WHAT IS EXPECTED - Would you quote the material below in full and unchanged?

LISTED RECORDS -
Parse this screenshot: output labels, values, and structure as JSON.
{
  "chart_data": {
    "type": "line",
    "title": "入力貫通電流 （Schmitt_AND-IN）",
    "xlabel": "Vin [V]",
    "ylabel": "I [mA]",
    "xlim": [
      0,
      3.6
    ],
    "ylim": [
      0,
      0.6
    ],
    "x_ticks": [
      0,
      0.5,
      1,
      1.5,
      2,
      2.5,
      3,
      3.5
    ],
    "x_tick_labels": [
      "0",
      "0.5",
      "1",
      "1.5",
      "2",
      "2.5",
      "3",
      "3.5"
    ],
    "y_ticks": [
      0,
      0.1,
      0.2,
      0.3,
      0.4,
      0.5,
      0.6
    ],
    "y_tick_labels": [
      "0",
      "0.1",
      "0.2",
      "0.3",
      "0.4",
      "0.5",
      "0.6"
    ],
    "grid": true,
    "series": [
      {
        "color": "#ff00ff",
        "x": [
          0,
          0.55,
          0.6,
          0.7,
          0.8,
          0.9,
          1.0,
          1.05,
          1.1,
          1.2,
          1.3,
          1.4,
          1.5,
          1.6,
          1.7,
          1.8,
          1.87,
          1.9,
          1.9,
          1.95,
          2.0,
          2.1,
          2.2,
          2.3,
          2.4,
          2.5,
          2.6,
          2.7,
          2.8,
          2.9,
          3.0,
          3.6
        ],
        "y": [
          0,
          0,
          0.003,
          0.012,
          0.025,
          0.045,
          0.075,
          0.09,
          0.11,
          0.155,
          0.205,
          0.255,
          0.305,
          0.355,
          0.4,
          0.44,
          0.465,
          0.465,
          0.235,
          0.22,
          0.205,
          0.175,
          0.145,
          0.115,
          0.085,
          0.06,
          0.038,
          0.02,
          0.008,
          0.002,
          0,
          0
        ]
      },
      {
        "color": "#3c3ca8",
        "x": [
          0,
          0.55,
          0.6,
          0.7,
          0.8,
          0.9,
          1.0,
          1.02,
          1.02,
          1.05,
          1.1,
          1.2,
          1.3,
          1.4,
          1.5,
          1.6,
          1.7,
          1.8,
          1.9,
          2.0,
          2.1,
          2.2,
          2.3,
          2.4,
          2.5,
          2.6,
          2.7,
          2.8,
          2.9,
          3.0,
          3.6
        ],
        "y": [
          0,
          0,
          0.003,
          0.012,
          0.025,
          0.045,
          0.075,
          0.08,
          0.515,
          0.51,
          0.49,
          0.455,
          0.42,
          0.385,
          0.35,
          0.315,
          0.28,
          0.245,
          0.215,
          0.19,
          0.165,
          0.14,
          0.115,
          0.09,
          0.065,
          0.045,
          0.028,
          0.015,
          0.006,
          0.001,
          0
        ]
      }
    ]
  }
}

EXERCISE ANSWER -
Parse this screenshot: output labels, values, and structure as JSON.
{
  "chart_data": {
    "type": "line",
    "title": "入力貫通電流 （Schmitt_AND-IN）",
    "xlabel": "Vin [V]",
    "ylabel": "I [mA]",
    "xlim": [
      0,
      3.6
    ],
    "ylim": [
      0,
      0.6
    ],
    "x_ticks": [
      0,
      0.5,
      1,
      1.5,
      2,
      2.5,
      3,
      3.5
    ],
    "x_tick_labels": [
      "0",
      "0.5",
      "1",
      "1.5",
      "2",
      "2.5",
      "3",
      "3.5"
    ],
    "y_ticks": [
      0,
      0.1,
      0.2,
      0.3,
      0.4,
      0.5,
      0.6
    ],
    "y_tick_labels": [
      "0",
      "0.1",
      "0.2",
      "0.3",
      "0.4",
      "0.5",
      "0.6"
    ],
    "grid": true,
    "series": [
      {
        "color": "#ff00ff",
        "x": [
          0,
          0.55,
          0.6,
          0.7,
          0.8,
          0.9,
          1.0,
          1.05,
          1.1,
          1.2,
          1.3,
          1.4,
          1.5,
          1.6,
          1.7,
          1.8,
          1.87,
          1.9,
          1.9,
          1.95,
          2.0,
          2.1,
          2.2,
          2.3,
          2.4,
          2.5,
          2.6,
          2.7,
          2.8,
          2.9,
          3.0,
          3.6
        ],
        "y": [
          0,
          0,
          0.003,
          0.012,
          0.025,
          0.045,
          0.075,
          0.09,
          0.11,
          0.155,
          0.205,
          0.255,
          0.305,
          0.355,
          0.4,
          0.44,
          0.465,
          0.465,
          0.235,
          0.22,
          0.205,
          0.175,
          0.145,
          0.115,
          0.085,
          0.06,
          0.038,
          0.02,
          0.008,
          0.002,
          0,
          0
        ]
      },
      {
        "color": "#3c3ca8",
        "x": [
          0,
          0.55,
          0.6,
          0.7,
          0.8,
          0.9,
          1.0,
          1.02,
          1.02,
          1.05,
          1.1,
          1.2,
          1.3,
          1.4,
          1.5,
          1.6,
          1.7,
          1.8,
          1.9,
          2.0,
          2.1,
          2.2,
          2.3,
          2.4,
          2.5,
          2.6,
          2.7,
          2.8,
          2.9,
          3.0,
          3.6
        ],
        "y": [
          0,
          0,
          0.003,
          0.012,
          0.025,
          0.045,
          0.075,
          0.08,
          0.515,
          0.51,
          0.49,
          0.455,
          0.42,
          0.385,
          0.35,
          0.315,
          0.28,
          0.245,
          0.215,
          0.19,
          0.165,
          0.14,
          0.115,
          0.09,
          0.065,
          0.045,
          0.028,
          0.015,
          0.006,
          0.001,
          0
        ]
      }
    ]
  }
}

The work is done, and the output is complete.